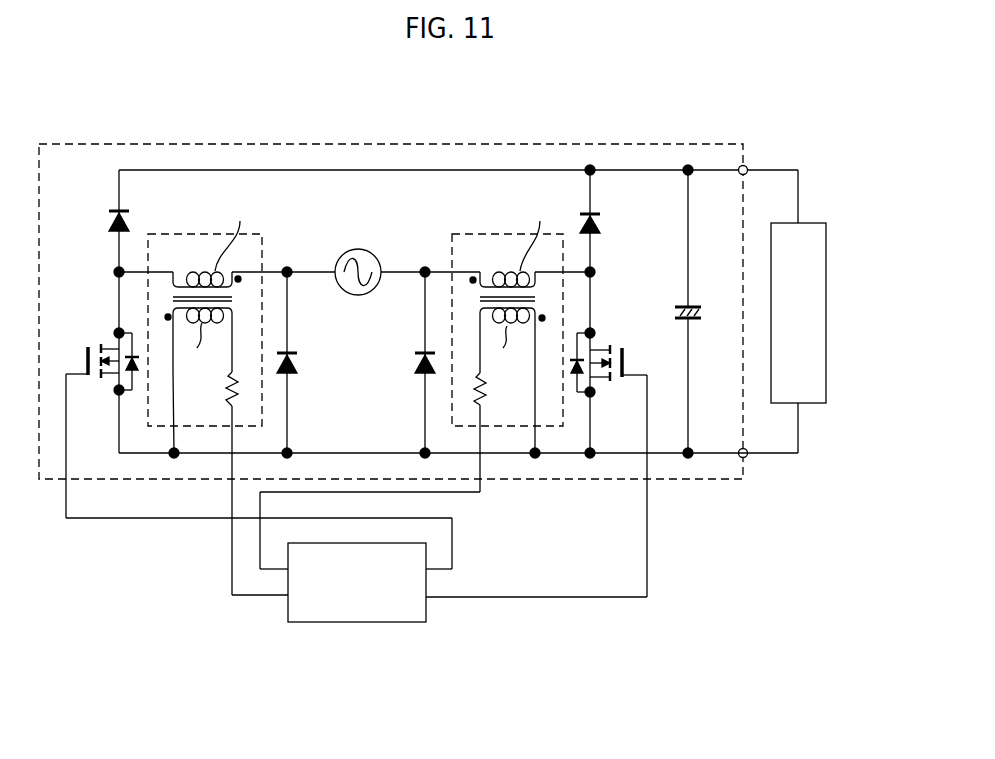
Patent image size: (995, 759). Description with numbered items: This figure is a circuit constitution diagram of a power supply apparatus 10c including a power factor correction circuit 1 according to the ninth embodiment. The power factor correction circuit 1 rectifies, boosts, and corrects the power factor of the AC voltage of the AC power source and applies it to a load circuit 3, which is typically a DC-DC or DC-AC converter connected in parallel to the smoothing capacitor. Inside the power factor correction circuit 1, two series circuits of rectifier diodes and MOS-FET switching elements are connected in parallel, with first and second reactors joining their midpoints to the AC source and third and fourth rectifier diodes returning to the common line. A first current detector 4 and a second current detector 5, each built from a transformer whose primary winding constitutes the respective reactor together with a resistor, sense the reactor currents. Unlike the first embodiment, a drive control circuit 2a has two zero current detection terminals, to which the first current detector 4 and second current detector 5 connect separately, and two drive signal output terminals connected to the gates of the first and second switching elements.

The power supply apparatus 10c is at (88, 106).
The power factor correction circuit 1 is at (191, 144).
The drive control circuit 2a is at (357, 622).
The load circuit 3 is at (826, 273).
The first current detector 4 is at (507, 430).
The second current detector 5 is at (202, 430).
------
• Task brief
Count the lines above that contain the string "second". Reply with the number alone.

• Completed task
2